Raw records:

━━━━━━

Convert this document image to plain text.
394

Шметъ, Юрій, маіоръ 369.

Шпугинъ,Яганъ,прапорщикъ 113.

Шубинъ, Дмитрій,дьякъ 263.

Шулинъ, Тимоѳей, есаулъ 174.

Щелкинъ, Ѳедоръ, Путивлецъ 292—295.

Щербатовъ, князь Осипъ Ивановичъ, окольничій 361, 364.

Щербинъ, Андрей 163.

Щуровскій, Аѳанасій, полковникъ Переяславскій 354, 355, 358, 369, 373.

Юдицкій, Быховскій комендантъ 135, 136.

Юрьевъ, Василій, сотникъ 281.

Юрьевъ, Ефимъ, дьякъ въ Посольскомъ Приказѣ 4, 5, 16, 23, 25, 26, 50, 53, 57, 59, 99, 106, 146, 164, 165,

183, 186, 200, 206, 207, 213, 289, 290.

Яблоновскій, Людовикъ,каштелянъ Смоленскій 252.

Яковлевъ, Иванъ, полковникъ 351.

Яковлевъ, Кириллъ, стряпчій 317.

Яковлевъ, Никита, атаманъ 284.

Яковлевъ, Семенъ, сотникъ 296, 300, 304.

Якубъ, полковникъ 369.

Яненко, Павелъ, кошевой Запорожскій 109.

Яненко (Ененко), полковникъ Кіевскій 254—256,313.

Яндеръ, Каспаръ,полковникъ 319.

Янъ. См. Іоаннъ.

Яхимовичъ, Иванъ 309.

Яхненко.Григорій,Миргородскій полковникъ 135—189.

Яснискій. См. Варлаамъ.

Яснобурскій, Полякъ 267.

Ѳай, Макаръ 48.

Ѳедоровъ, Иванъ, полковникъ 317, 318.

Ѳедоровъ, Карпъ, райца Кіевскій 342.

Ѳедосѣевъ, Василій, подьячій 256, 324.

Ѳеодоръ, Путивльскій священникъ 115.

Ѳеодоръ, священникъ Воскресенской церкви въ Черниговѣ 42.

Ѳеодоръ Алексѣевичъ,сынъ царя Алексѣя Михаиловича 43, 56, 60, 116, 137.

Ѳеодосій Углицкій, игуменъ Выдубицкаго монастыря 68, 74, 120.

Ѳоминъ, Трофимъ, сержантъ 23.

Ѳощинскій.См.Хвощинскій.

━━━━━━

--- Directions for this task ---
Track down every line with the word "дьякъ" and copy it.

--- Expected answer ---
Шубинъ, Дмитрій,дьякъ 263.
Юрьевъ, Ефимъ, дьякъ въ Посольскомъ Приказѣ 4, 5, 16, 23, 25, 26, 50, 53, 57, 59, 99, 106, 146, 164, 165,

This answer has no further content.